● What you will do
Which lines hold the word "HCHO"? Show each of them.

--- start of Given entries ---

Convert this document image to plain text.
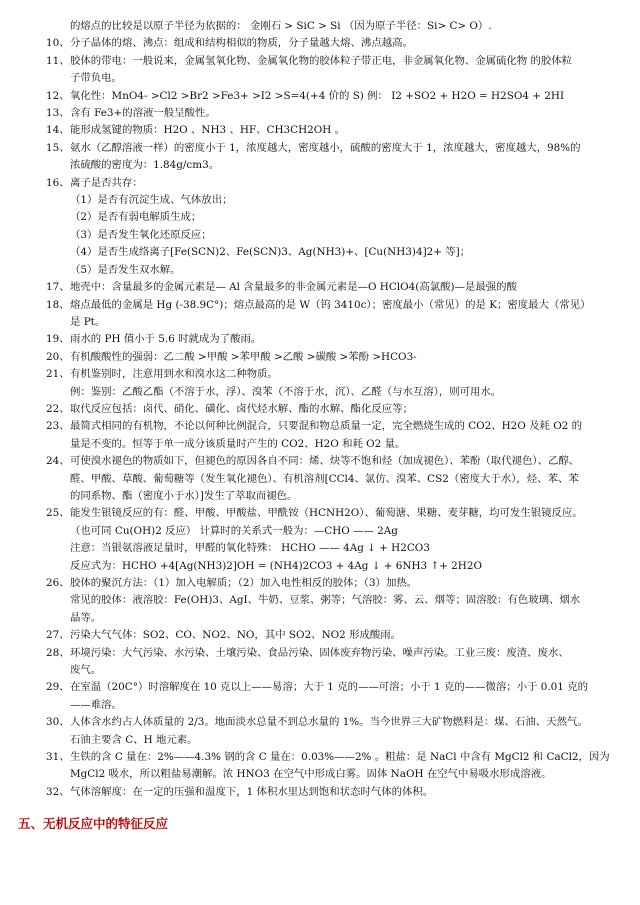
的熔点的比较是以原子半径为依据的： 金刚石 > SiC > Si （因为原子半径：Si> C> O）.
10、 分子晶体的熔、沸点：组成和结构相似的物质，分子量越大熔、沸点越高。
11、 胶体的带电：一般说来，金属氢氧化物、金属氧化物的胶体粒子带正电，非金属氧化物、金属硫化物 的胶体粒
子带负电。
12、 氧化性：MnO4- >Cl2 >Br2 >Fe3+ >I2 >S=4(+4 价的 S) 例： I2 +SO2 + H2O = H2SO4 + 2HI
13、 含有 Fe3+的溶液一般呈酸性。
14、 能形成氢键的物质：H2O 、NH3 、HF、CH3CH2OH 。
15、 氨水（乙醇溶液一样）的密度小于 1，浓度越大，密度越小，硫酸的密度大于 1，浓度越大，密度越大，98%的
浓硫酸的密度为：1.84g/cm3。
16、 离子是否共存：
（1）是否有沉淀生成、气体放出；
（2）是否有弱电解质生成；
（3）是否发生氧化还原反应；
（4）是否生成络离子[Fe(SCN)2、Fe(SCN)3、Ag(NH3)+、[Cu(NH3)4]2+ 等]；
（5）是否发生双水解。
17、 地壳中：含量最多的金属元素是— Al 含量最多的非金属元素是—O HClO4(高氯酸)—是最强的酸
18、 熔点最低的金属是 Hg (-38.9C°)；熔点最高的是 W（钨 3410c）；密度最小（常见）的是 K；密度最大（常见）
是 Pt。
19、 雨水的 PH 值小于 5.6 时就成为了酸雨。
20、 有机酸酸性的强弱：乙二酸 >甲酸 >苯甲酸 >乙酸 >碳酸 >苯酚 >HCO3-
21、 有机鉴别时，注意用到水和溴水这二种物质。
例：鉴别：乙酸乙酯（不溶于水，浮）、溴苯（不溶于水，沉）、乙醛（与水互溶），则可用水。
22、 取代反应包括：卤代、硝化、磺化、卤代烃水解、酯的水解、酯化反应等；
23、 最简式相同的有机物，不论以何种比例混合，只要混和物总质量一定，完全燃烧生成的 CO2、H2O 及耗 O2 的
量是不变的。恒等于单一成分该质量时产生的 CO2、H2O 和耗 O2 量。
24、 可使溴水褪色的物质如下，但褪色的原因各自不同：烯、炔等不饱和烃（加成褪色）、苯酚（取代褪色）、乙醇、
醛、甲酸、草酸、葡萄糖等（发生氧化褪色）、有机溶剂[CCl4、氯仿、溴苯、CS2（密度大于水），烃、苯、苯
的同系物、酯（密度小于水）]发生了萃取而褪色。
25、 能发生银镜反应的有：醛、甲酸、甲酸盐、甲酰铵（HCNH2O）、葡萄溏、果糖、麦芽糖，均可发生银镜反应。
（也可同 Cu(OH)2 反应） 计算时的关系式一般为：—CHO —— 2Ag
注意：当银氨溶液足量时，甲醛的氧化特殊： HCHO —— 4Ag ↓ + H2CO3
反应式为：HCHO +4[Ag(NH3)2]OH = (NH4)2CO3 + 4Ag ↓ + 6NH3 ↑+ 2H2O
26、 胶体的聚沉方法：（1）加入电解质；（2）加入电性相反的胶体；（3）加热。
常见的胶体：液溶胶：Fe(OH)3、AgI、牛奶、豆浆、粥等；气溶胶：雾、云、烟等；固溶胶：有色玻璃、烟水
晶等。
27、 污染大气气体：SO2、CO、NO2、NO，其中 SO2、NO2 形成酸雨。
28、 环境污染：大气污染、水污染、土壤污染、食品污染、固体废弃物污染、噪声污染。工业三废：废渣、废水、
废气。
29、 在室温（20C°）时溶解度在 10 克以上——易溶；大于 1 克的——可溶；小于 1 克的——微溶；小于 0.01 克的
——难溶。
30、 人体含水约占人体质量的 2/3。地面淡水总量不到总水量的 1%。当今世界三大矿物燃料是：煤、石油、天然气。
石油主要含 C、H 地元素。
31、 生铁的含 C 量在：2%——4.3% 钢的含 C 量在：0.03%——2% 。粗盐：是 NaCl 中含有 MgCl2 和 CaCl2，因为
MgCl2 吸水，所以粗盐易潮解。浓 HNO3 在空气中形成白雾。固体 NaOH 在空气中易吸水形成溶液。
32、 气体溶解度：在一定的压强和温度下，1 体积水里达到饱和状态时气体的体积。
五、无机反应中的特征反应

--- end of Given entries ---

● Complete answer
注意：当银氨溶液足量时，甲醛的氧化特殊： HCHO —— 4Ag ↓ + H2CO3
反应式为：HCHO +4[Ag(NH3)2]OH = (NH4)2CO3 + 4Ag ↓ + 6NH3 ↑+ 2H2O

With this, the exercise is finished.